→ **Trecho da página**
---
Domingo sangrento

(Ilustração da capa: Jonathan Meese. )

 

Nunca uma citação caiu tão bem!

Portanto, és inescusável quando julgas, ó homem, quem quer que sejas, porque te condenas a ti mesmo naquilo em que julgas a outro; pois tu, que julgas, fazes o mesmo. São Paulo, Epístola aos Romanos 2:1

São Paulo exortava aos cristãos recém-convertidos em Roma que não fossem fanáticos, que não condenassem ou julgassem os outros porque não conheciam a palavra de Cristo ou porque cometiam pecados. A tolerância de São Paulo foi uma genial estratégia de marketing. Dificilmente uma religião muito rígida seria bem sucedida na licenciosa sociedade romana. 

A exortação vale para o senador Demóstenes Torres, que hoje está sendo queimado vivo na pira da opinião pública nacional.

Ao falar assim, São Paulo reescrevia máximas do Antigo Testamento: “Não sejas demasiadamente justo, nem demasiadamente sábio; por que te destruirias a ti mesmo” e “não há homem justo sobre a terra, que faça o bem, e nunca peque”. Eclesiastes, 7.

Aplicado à situação que vivemos hoje, e mais precisamente ao caso Demóstenes-Cachoeira, eu interpreto o pensamento do Eclesiastes da seguinte maneira: não é que ninguém, político ou não, deva se eximir do combate à corrupção, mas sim que este combate deve ser focado no aperfeiçoamento das instituições. Condenações açodadas, levianas, feitas para se aparecer na mídia como um campeão da ética, como fazia Demóstenes, são típicas de fariseus e falsos moralistas.
---
→ **Instruções das tarefas**
**A.** Reescreva de forma mais concisa o parágrafo do trecho da página que começa com “São Paulo exortava aos cristãos”, preservando seus fatos principais.
**B.** Dê continuidade ao trecho da página sobre o caso Demóstenes-Cachoeira, partindo da última frase apresentada.

→ **Bloco de dados**
---
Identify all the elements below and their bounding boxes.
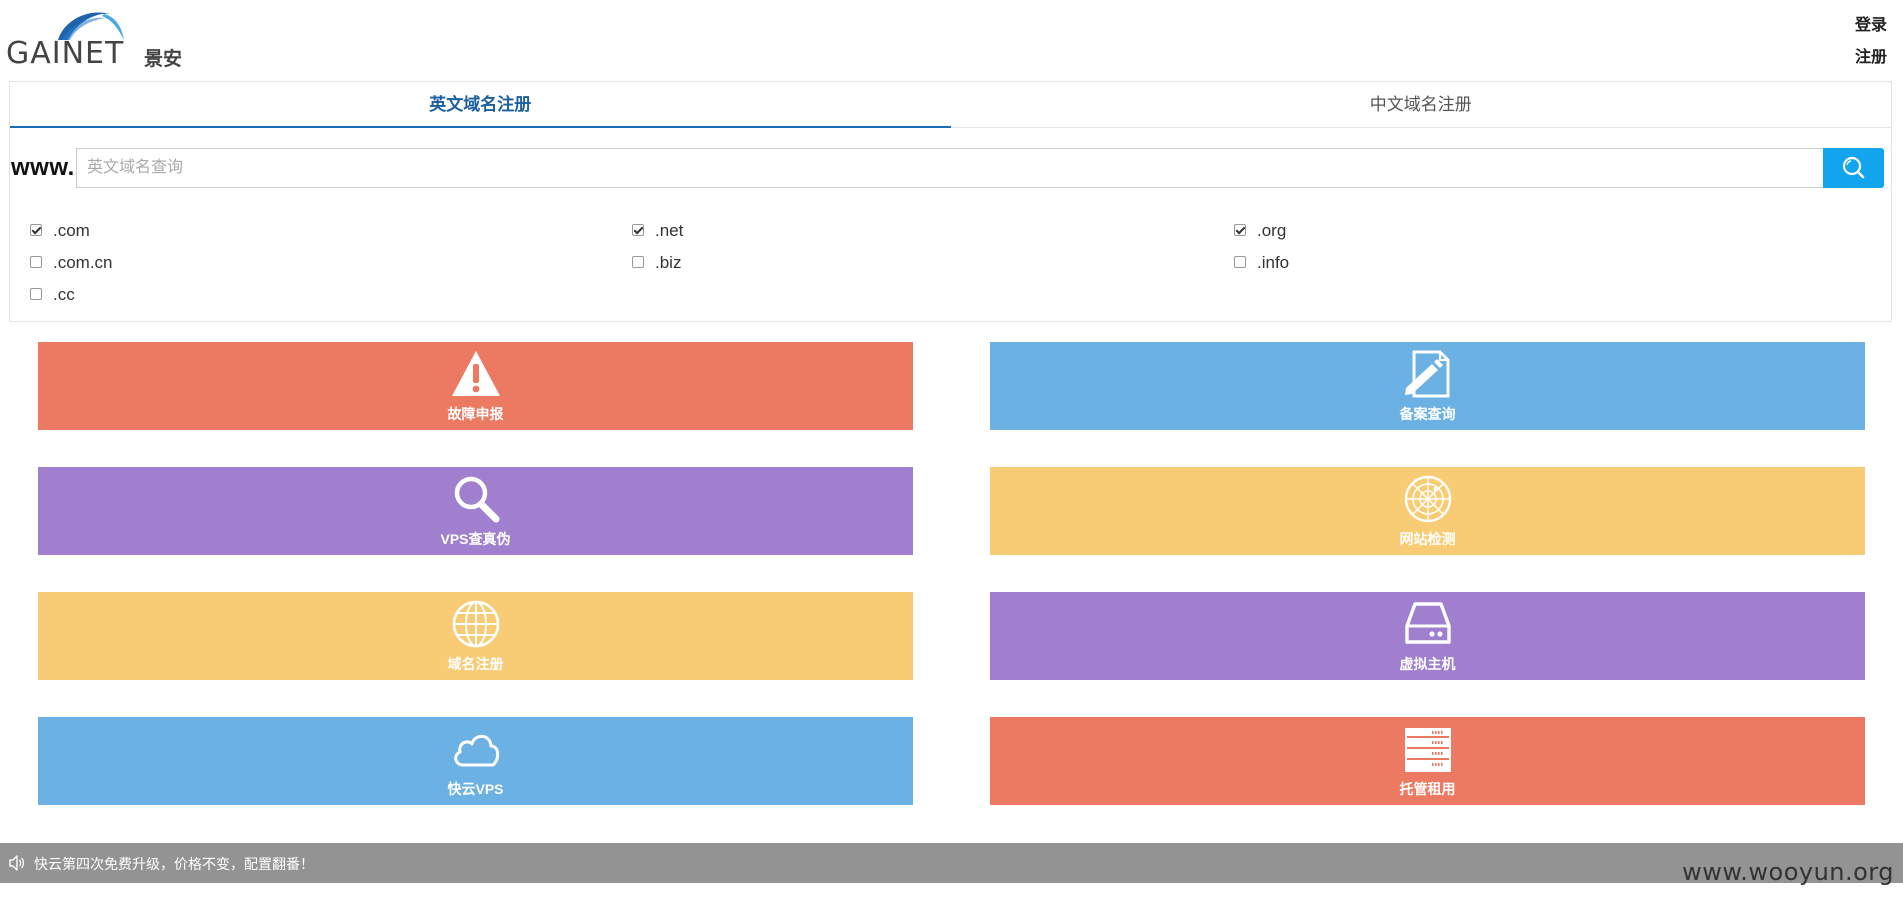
---
→ **Respostas**
**A.** São Paulo pediu aos cristãos recém-convertidos em Roma que não fossem fanáticos nem condenassem quem desconhecia a palavra de Cristo ou cometia pecados. Essa tolerância foi uma estratégia de marketing, já que uma religião muito rígida dificilmente teria sucesso na licenciosa sociedade romana.

**B.**
O que assistimos agora, por exemplo, é a prova disso. A operação Monte Carlo, que prendeu Carlos Cachoeira e pegou Demóstenes, mostra a importância de uma Polícia Federal republicana, bem equipada e com boa auto-estima. A mídia até agora não fez nenhum editorial elogiando a PF, que inclusive cortou fundo na própria carne, prendendo delegados federais e servidores públicos. Ao contrário, só tem publicado artigos chorosos e lacerdistas sobre o tema,  falando em degeneração moral do país e outras xaropadas.

O Cafezinho, então, utiliza este espaço para fazer um cumprimento à Polícia Federal pelo excelente trabalho. Se o presidente fosse José Serra, o cumprimento continuaria o mesmo. Esperemos agora que o Supremo Tribunal Federal (STF) atue no sentido de ajudar a PF a combater a corrupção, e não acatar as chicanas dos advogados de Demóstenes para anular a investigação.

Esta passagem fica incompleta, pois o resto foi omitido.